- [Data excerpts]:
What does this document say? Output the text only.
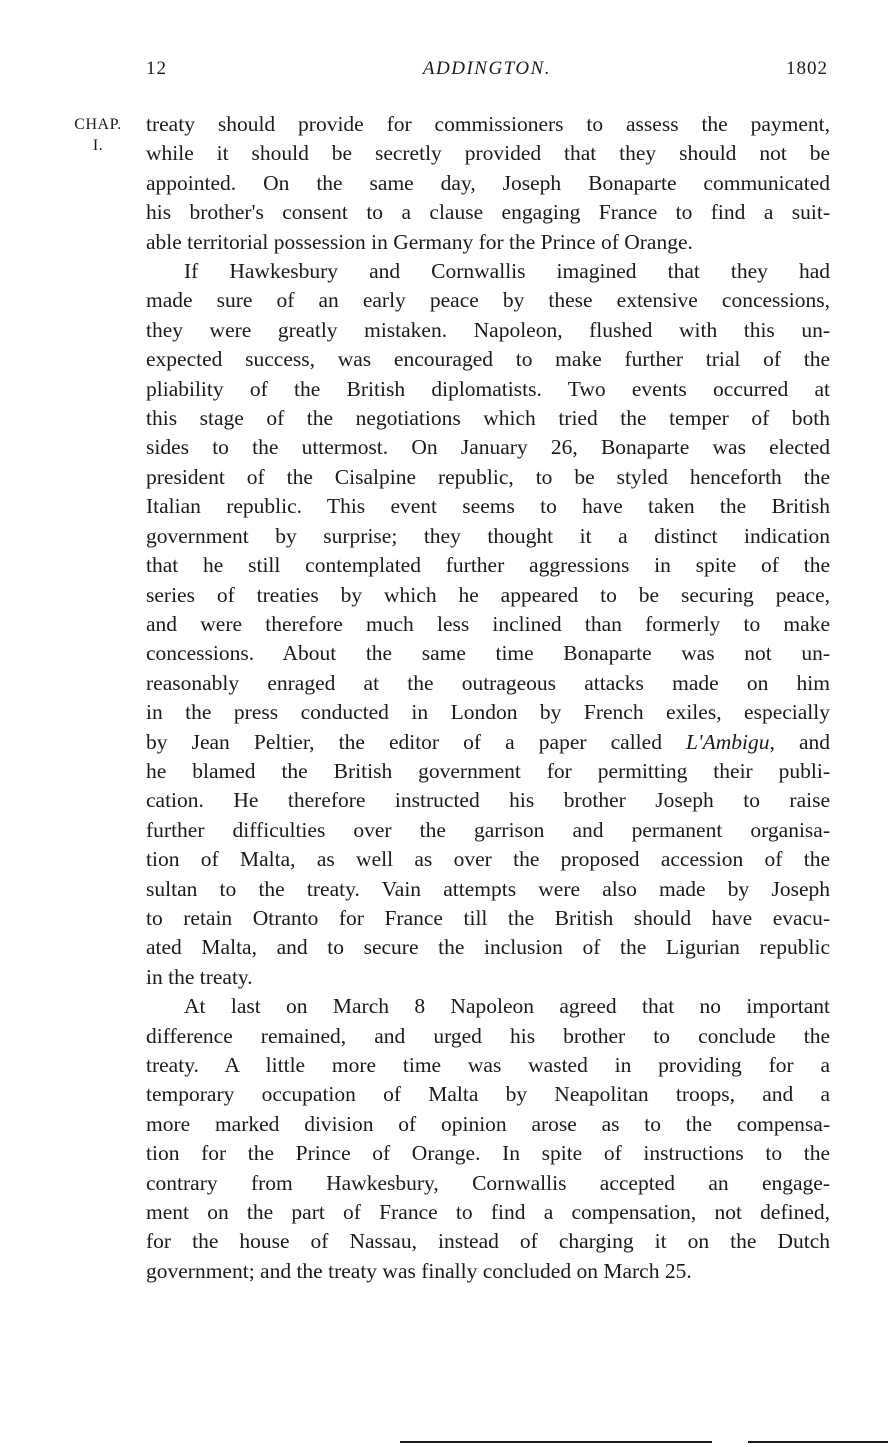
12	ADDINGTON.	1802
CHAP.
I.
treaty should provide for commissioners to assess the payment,
while it should be secretly provided that they should not be
appointed. On the same day, Joseph Bonaparte communicated
his brother's consent to a clause engaging France to find a suit-
able territorial possession in Germany for the Prince of Orange.
If Hawkesbury and Cornwallis imagined that they had
made sure of an early peace by these extensive concessions,
they were greatly mistaken. Napoleon, flushed with this un-
expected success, was encouraged to make further trial of the
pliability of the British diplomatists. Two events occurred at
this stage of the negotiations which tried the temper of both
sides to the uttermost. On January 26, Bonaparte was elected
president of the Cisalpine republic, to be styled henceforth the
Italian republic. This event seems to have taken the British
government by surprise; they thought it a distinct indication
that he still contemplated further aggressions in spite of the
series of treaties by which he appeared to be securing peace,
and were therefore much less inclined than formerly to make
concessions. About the same time Bonaparte was not un-
reasonably enraged at the outrageous attacks made on him
in the press conducted in London by French exiles, especially
by Jean Peltier, the editor of a paper called L'Ambigu, and
he blamed the British government for permitting their publi-
cation. He therefore instructed his brother Joseph to raise
further difficulties over the garrison and permanent organisa-
tion of Malta, as well as over the proposed accession of the
sultan to the treaty. Vain attempts were also made by Joseph
to retain Otranto for France till the British should have evacu-
ated Malta, and to secure the inclusion of the Ligurian republic
in the treaty.
At last on March 8 Napoleon agreed that no important
difference remained, and urged his brother to conclude the
treaty. A little more time was wasted in providing for a
temporary occupation of Malta by Neapolitan troops, and a
more marked division of opinion arose as to the compensa-
tion for the Prince of Orange. In spite of instructions to the
contrary from Hawkesbury, Cornwallis accepted an engage-
ment on the part of France to find a compensation, not defined,
for the house of Nassau, instead of charging it on the Dutch
government; and the treaty was finally concluded on March 25.
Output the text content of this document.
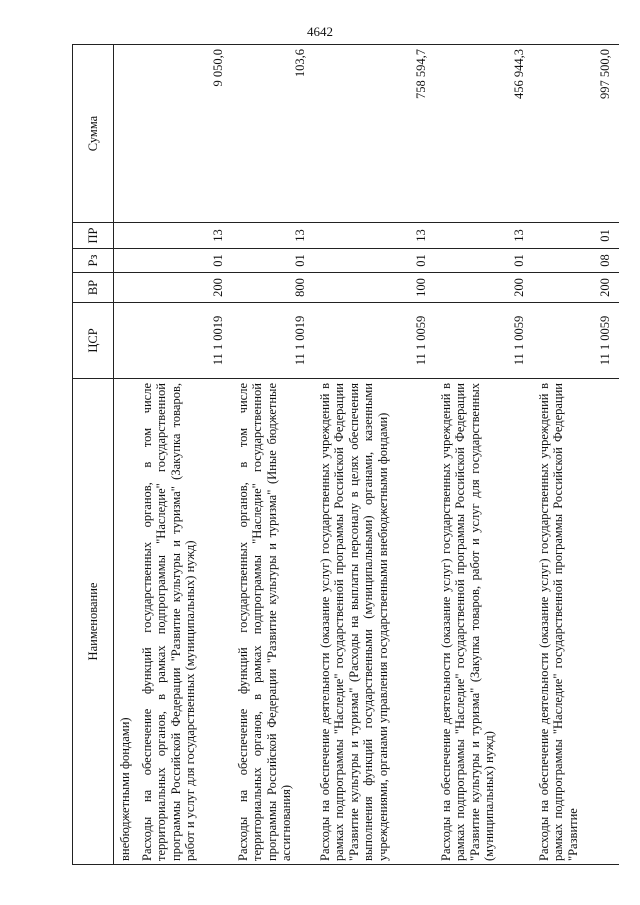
4642
Наименование	ЦСР	ВР	Рз	ПР	Сумма
внебюджетными фондами)					
Расходы на обеспечение функций государственных органов, в том числе территориальных органов, в рамках подпрограммы "Наследие" государственной программы Российской Федерации "Развитие культуры и туризма" (Закупка товаров, работ и услуг для государственных (муниципальных) нужд)	11 1 0019	200	01	13	9 050,0
Расходы на обеспечение функций государственных органов, в том числе территориальных органов, в рамках подпрограммы "Наследие" государственной программы Российской Федерации "Развитие культуры и туризма" (Иные бюджетные ассигнования)	11 1 0019	800	01	13	103,6
Расходы на обеспечение деятельности (оказание услуг) государственных учреждений в рамках подпрограммы "Наследие" государственной программы Российской Федерации "Развитие культуры и туризма" (Расходы на выплаты персоналу в целях обеспечения выполнения функций государственными (муниципальными) органами, казенными учреждениями, органами управления государственными внебюджетными фондами)	11 1 0059	100	01	13	758 594,7
Расходы на обеспечение деятельности (оказание услуг) государственных учреждений в рамках подпрограммы "Наследие" государственной программы Российской Федерации "Развитие культуры и туризма" (Закупка товаров, работ и услуг для государственных (муниципальных) нужд)	11 1 0059	200	01	13	456 944,3
Расходы на обеспечение деятельности (оказание услуг) государственных учреждений в рамках подпрограммы "Наследие" государственной программы Российской Федерации "Развитие	11 1 0059	200	08	01	997 500,0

- [Given exercise]: Quote each line of the listing exactly, but leave the pictures out.

- [Exercise response]:
What does this document say? Output the text only.
12	ADDINGTON.	1802
CHAP.
I.
treaty should provide for commissioners to assess the payment,
while it should be secretly provided that they should not be
appointed. On the same day, Joseph Bonaparte communicated
his brother's consent to a clause engaging France to find a suit-
able territorial possession in Germany for the Prince of Orange.
If Hawkesbury and Cornwallis imagined that they had
made sure of an early peace by these extensive concessions,
they were greatly mistaken. Napoleon, flushed with this un-
expected success, was encouraged to make further trial of the
pliability of the British diplomatists. Two events occurred at
this stage of the negotiations which tried the temper of both
sides to the uttermost. On January 26, Bonaparte was elected
president of the Cisalpine republic, to be styled henceforth the
Italian republic. This event seems to have taken the British
government by surprise; they thought it a distinct indication
that he still contemplated further aggressions in spite of the
series of treaties by which he appeared to be securing peace,
and were therefore much less inclined than formerly to make
concessions. About the same time Bonaparte was not un-
reasonably enraged at the outrageous attacks made on him
in the press conducted in London by French exiles, especially
by Jean Peltier, the editor of a paper called L'Ambigu, and
he blamed the British government for permitting their publi-
cation. He therefore instructed his brother Joseph to raise
further difficulties over the garrison and permanent organisa-
tion of Malta, as well as over the proposed accession of the
sultan to the treaty. Vain attempts were also made by Joseph
to retain Otranto for France till the British should have evacu-
ated Malta, and to secure the inclusion of the Ligurian republic
in the treaty.
At last on March 8 Napoleon agreed that no important
difference remained, and urged his brother to conclude the
treaty. A little more time was wasted in providing for a
temporary occupation of Malta by Neapolitan troops, and a
more marked division of opinion arose as to the compensa-
tion for the Prince of Orange. In spite of instructions to the
contrary from Hawkesbury, Cornwallis accepted an engage-
ment on the part of France to find a compensation, not defined,
for the house of Nassau, instead of charging it on the Dutch
government; and the treaty was finally concluded on March 25.
Output the text content of this document.
4642
Наименование	ЦСР	ВР	Рз	ПР	Сумма
внебюджетными фондами)					
Расходы на обеспечение функций государственных органов, в том числе территориальных органов, в рамках подпрограммы "Наследие" государственной программы Российской Федерации "Развитие культуры и туризма" (Закупка товаров, работ и услуг для государственных (муниципальных) нужд)	11 1 0019	200	01	13	9 050,0
Расходы на обеспечение функций государственных органов, в том числе территориальных органов, в рамках подпрограммы "Наследие" государственной программы Российской Федерации "Развитие культуры и туризма" (Иные бюджетные ассигнования)	11 1 0019	800	01	13	103,6
Расходы на обеспечение деятельности (оказание услуг) государственных учреждений в рамках подпрограммы "Наследие" государственной программы Российской Федерации "Развитие культуры и туризма" (Расходы на выплаты персоналу в целях обеспечения выполнения функций государственными (муниципальными) органами, казенными учреждениями, органами управления государственными внебюджетными фондами)	11 1 0059	100	01	13	758 594,7
Расходы на обеспечение деятельности (оказание услуг) государственных учреждений в рамках подпрограммы "Наследие" государственной программы Российской Федерации "Развитие культуры и туризма" (Закупка товаров, работ и услуг для государственных (муниципальных) нужд)	11 1 0059	200	01	13	456 944,3
Расходы на обеспечение деятельности (оказание услуг) государственных учреждений в рамках подпрограммы "Наследие" государственной программы Российской Федерации "Развитие	11 1 0059	200	08	01	997 500,0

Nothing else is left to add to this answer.